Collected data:
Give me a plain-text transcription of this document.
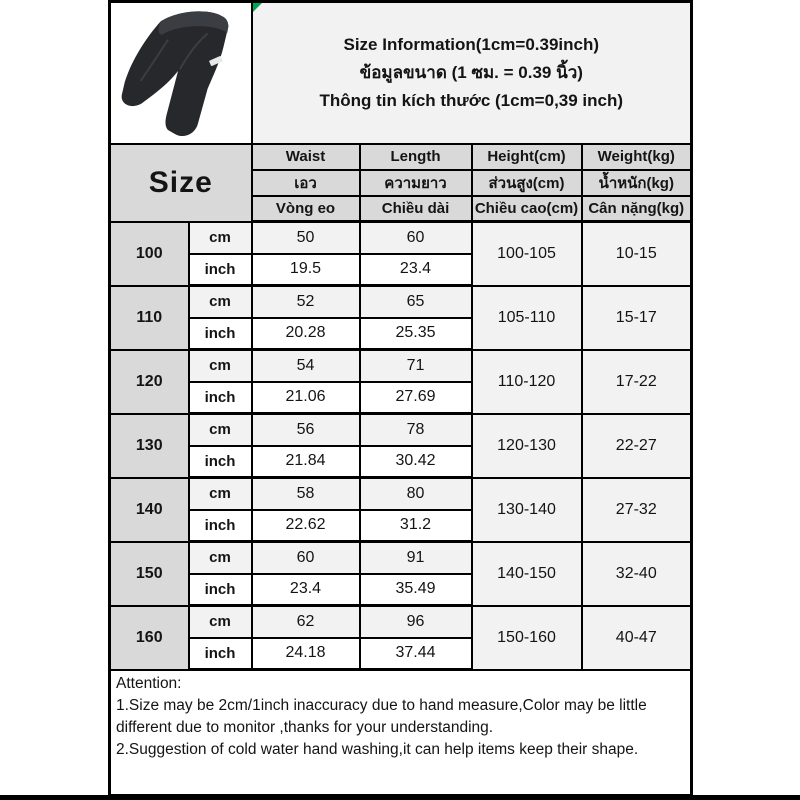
Size Information(1cm=0.39inch)
ข้อมูลขนาด (1 ซม. = 0.39 นิ้ว)
Thông tin kích thước (1cm=0,39 inch)			

Size		Waist	Length	Height(cm)	Weight(kg)
		เอว	ความยาว	ส่วนสูง(cm)	น้ำหนัก(kg)
		Vòng eo	Chiều dài	Chiều cao(cm)	Cân nặng(kg)
100	cm	50	60	100-105	10-15
	inch	19.5	23.4		
110	cm	52	65	105-110	15-17
	inch	20.28	25.35		
120	cm	54	71	110-120	17-22
	inch	21.06	27.69		
130	cm	56	78	120-130	22-27
	inch	21.84	30.42		
140	cm	58	80	130-140	27-32
	inch	22.62	31.2		
150	cm	60	91	140-150	32-40
	inch	23.4	35.49		
160	cm	62	96	150-160	40-47
	inch	24.18	37.44		

Attention:
1.Size may be 2cm/1inch inaccuracy due to hand measure,Color may be little different due to monitor ,thanks for your understanding.
2.Suggestion of cold water hand washing,it can help items keep their shape.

JOB: Each line of the data is to be duplicated exactly; pictures stay out of the copy.

EXERCISE SOLUTION:
Give me a plain-text transcription of this document.
Size Information(1cm=0.39inch)
ข้อมูลขนาด (1 ซม. = 0.39 นิ้ว)
Thông tin kích thước (1cm=0,39 inch)			

Size		Waist	Length	Height(cm)	Weight(kg)
		เอว	ความยาว	ส่วนสูง(cm)	น้ำหนัก(kg)
		Vòng eo	Chiều dài	Chiều cao(cm)	Cân nặng(kg)
100	cm	50	60	100-105	10-15
	inch	19.5	23.4		
110	cm	52	65	105-110	15-17
	inch	20.28	25.35		
120	cm	54	71	110-120	17-22
	inch	21.06	27.69		
130	cm	56	78	120-130	22-27
	inch	21.84	30.42		
140	cm	58	80	130-140	27-32
	inch	22.62	31.2		
150	cm	60	91	140-150	32-40
	inch	23.4	35.49		
160	cm	62	96	150-160	40-47
	inch	24.18	37.44		

Attention:
1.Size may be 2cm/1inch inaccuracy due to hand measure,Color may be little different due to monitor ,thanks for your understanding.
2.Suggestion of cold water hand washing,it can help items keep their shape.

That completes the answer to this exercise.